• **What you are asked to do**
Reproduce the data line for line, starting at its first line and ending with the line that contains "heatmap-cell <box>174 193 187 213</box>", both included.
## Begin Source material
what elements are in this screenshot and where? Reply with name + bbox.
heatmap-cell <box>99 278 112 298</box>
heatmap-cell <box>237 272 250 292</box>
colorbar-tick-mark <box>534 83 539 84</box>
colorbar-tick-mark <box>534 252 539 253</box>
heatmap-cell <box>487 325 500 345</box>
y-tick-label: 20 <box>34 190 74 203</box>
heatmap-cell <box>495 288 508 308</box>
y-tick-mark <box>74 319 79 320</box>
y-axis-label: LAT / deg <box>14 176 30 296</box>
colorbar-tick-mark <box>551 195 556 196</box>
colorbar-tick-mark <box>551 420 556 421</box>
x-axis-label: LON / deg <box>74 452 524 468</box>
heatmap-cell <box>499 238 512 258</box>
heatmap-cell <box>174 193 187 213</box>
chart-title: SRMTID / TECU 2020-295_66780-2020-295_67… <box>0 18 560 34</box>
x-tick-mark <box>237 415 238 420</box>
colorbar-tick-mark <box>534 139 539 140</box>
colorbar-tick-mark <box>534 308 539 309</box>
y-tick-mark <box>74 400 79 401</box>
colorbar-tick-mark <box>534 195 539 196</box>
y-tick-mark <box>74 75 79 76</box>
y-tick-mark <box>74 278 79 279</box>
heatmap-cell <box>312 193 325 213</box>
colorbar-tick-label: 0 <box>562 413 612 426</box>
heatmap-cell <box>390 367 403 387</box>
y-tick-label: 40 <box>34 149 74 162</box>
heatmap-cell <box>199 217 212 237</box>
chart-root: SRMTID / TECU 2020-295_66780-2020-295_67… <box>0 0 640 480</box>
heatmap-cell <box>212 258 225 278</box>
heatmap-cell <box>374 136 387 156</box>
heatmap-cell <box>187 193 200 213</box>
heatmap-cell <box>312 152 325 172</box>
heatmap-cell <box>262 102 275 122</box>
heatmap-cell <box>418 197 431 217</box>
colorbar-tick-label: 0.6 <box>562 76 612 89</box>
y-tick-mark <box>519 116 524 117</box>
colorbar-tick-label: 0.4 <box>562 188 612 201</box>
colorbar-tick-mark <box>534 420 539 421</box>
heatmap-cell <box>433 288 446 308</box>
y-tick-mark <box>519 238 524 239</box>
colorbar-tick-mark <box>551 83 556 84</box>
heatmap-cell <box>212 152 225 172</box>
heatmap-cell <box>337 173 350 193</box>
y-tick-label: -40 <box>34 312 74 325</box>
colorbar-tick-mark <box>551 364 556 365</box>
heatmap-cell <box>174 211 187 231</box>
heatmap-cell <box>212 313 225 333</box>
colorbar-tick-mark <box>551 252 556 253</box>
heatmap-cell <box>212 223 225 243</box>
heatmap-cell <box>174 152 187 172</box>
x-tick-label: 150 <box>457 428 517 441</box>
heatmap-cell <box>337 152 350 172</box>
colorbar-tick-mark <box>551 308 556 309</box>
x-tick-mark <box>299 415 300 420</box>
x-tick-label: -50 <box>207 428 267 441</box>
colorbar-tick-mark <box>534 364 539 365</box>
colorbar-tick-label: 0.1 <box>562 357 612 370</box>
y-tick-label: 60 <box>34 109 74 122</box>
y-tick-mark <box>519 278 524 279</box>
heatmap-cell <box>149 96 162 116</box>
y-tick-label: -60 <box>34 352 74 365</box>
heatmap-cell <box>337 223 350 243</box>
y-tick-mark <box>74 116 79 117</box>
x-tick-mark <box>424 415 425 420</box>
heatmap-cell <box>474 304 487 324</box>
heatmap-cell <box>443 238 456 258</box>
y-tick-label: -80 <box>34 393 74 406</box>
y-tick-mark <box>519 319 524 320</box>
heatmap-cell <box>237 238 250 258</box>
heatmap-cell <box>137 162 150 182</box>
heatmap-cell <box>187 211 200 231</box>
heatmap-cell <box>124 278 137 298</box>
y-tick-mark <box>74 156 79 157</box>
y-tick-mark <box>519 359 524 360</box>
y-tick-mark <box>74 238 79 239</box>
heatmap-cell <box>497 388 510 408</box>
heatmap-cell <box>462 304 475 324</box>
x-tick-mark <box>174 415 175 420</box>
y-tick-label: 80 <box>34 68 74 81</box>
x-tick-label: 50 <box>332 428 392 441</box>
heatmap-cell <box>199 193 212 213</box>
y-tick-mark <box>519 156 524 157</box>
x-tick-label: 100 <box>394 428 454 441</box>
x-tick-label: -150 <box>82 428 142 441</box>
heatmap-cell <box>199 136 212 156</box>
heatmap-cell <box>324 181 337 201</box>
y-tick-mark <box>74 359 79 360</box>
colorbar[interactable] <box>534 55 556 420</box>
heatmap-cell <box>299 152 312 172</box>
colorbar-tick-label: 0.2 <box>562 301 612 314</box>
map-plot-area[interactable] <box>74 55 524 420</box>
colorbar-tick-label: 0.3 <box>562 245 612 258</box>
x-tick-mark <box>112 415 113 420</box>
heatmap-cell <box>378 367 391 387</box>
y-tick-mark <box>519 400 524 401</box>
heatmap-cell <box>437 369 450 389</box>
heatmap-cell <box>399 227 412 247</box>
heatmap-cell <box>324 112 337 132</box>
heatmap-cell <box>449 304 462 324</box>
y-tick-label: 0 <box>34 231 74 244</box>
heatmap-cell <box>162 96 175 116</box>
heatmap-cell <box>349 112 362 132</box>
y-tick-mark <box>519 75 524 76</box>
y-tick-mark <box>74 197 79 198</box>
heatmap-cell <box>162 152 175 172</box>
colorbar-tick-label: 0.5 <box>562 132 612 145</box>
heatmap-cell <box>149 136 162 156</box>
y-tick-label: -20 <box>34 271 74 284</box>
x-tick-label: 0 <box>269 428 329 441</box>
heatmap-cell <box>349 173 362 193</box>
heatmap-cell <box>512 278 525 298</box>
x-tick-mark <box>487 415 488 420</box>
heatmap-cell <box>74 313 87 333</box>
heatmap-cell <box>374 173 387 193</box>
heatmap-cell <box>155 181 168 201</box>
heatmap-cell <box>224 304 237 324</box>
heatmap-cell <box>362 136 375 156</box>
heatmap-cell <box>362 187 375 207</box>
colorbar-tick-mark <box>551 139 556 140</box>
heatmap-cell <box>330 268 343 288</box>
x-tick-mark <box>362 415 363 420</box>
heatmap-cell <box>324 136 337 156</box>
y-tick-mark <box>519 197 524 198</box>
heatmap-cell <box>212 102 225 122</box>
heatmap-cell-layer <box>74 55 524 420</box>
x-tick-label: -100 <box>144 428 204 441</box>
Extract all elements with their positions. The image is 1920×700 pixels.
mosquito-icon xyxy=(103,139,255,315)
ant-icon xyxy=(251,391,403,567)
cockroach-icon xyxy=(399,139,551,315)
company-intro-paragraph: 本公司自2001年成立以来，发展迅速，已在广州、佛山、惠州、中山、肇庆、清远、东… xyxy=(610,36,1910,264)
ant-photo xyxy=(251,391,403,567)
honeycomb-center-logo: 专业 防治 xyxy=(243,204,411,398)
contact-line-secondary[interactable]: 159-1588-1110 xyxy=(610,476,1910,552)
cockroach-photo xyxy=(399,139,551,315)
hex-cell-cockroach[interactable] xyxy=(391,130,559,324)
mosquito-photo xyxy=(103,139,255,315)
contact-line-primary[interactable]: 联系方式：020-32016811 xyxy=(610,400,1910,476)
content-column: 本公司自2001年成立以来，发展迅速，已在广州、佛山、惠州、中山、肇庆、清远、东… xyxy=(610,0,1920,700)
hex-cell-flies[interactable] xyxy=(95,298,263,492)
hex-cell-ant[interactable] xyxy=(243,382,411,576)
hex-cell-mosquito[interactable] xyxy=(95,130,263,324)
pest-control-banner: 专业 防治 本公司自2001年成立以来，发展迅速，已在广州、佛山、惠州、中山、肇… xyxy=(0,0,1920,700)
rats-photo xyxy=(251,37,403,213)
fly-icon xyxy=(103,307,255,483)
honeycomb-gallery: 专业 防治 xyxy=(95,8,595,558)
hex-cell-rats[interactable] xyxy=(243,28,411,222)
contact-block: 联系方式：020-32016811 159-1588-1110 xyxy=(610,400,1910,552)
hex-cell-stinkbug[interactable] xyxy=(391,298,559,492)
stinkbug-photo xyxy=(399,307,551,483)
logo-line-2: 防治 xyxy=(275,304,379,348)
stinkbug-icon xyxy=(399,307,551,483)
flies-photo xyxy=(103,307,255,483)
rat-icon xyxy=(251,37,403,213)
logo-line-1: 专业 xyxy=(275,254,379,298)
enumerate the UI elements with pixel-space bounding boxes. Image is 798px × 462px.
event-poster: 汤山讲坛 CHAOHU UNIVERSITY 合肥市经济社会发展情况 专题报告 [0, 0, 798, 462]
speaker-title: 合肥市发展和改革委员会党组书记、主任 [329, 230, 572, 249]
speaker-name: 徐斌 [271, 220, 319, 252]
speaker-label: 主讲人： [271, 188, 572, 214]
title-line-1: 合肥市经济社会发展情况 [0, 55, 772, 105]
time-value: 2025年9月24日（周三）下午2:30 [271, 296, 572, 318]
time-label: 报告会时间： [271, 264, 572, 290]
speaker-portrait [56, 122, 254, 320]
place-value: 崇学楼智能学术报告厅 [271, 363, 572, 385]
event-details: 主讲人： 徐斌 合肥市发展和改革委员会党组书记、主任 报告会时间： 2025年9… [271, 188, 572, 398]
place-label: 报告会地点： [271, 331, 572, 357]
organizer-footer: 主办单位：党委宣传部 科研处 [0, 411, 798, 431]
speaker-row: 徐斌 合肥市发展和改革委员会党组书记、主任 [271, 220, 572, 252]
## End Source material
• **Task result**
what elements are in this screenshot and where? Reply with name + bbox.
heatmap-cell <box>99 278 112 298</box>
heatmap-cell <box>237 272 250 292</box>
colorbar-tick-mark <box>534 83 539 84</box>
colorbar-tick-mark <box>534 252 539 253</box>
heatmap-cell <box>487 325 500 345</box>
y-tick-label: 20 <box>34 190 74 203</box>
heatmap-cell <box>495 288 508 308</box>
y-tick-mark <box>74 319 79 320</box>
y-axis-label: LAT / deg <box>14 176 30 296</box>
colorbar-tick-mark <box>551 195 556 196</box>
colorbar-tick-mark <box>551 420 556 421</box>
x-axis-label: LON / deg <box>74 452 524 468</box>
heatmap-cell <box>499 238 512 258</box>
heatmap-cell <box>174 193 187 213</box>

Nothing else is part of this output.